--- start Supplied information ---

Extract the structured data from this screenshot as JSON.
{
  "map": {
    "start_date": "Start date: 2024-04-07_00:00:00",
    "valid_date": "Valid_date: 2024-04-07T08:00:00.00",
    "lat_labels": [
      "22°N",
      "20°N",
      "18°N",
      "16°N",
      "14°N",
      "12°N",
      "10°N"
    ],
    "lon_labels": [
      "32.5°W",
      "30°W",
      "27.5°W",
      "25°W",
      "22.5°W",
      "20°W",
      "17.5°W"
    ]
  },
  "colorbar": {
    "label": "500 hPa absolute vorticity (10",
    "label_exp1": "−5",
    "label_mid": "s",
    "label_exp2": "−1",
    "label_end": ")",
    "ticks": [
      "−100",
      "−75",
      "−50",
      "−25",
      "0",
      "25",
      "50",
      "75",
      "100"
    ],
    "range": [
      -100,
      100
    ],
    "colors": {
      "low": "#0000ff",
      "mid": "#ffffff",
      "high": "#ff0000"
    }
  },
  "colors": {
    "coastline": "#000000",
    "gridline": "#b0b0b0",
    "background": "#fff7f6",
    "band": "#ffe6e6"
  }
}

--- end Supplied information ---

— Do this —
Set down each entry again, unchanged.

— Response below —
Extract the structured data from this screenshot as JSON.
{
  "map": {
    "start_date": "Start date: 2024-04-07_00:00:00",
    "valid_date": "Valid_date: 2024-04-07T08:00:00.00",
    "lat_labels": [
      "22°N",
      "20°N",
      "18°N",
      "16°N",
      "14°N",
      "12°N",
      "10°N"
    ],
    "lon_labels": [
      "32.5°W",
      "30°W",
      "27.5°W",
      "25°W",
      "22.5°W",
      "20°W",
      "17.5°W"
    ]
  },
  "colorbar": {
    "label": "500 hPa absolute vorticity (10",
    "label_exp1": "−5",
    "label_mid": "s",
    "label_exp2": "−1",
    "label_end": ")",
    "ticks": [
      "−100",
      "−75",
      "−50",
      "−25",
      "0",
      "25",
      "50",
      "75",
      "100"
    ],
    "range": [
      -100,
      100
    ],
    "colors": {
      "low": "#0000ff",
      "mid": "#ffffff",
      "high": "#ff0000"
    }
  },
  "colors": {
    "coastline": "#000000",
    "gridline": "#b0b0b0",
    "background": "#fff7f6",
    "band": "#ffe6e6"
  }
}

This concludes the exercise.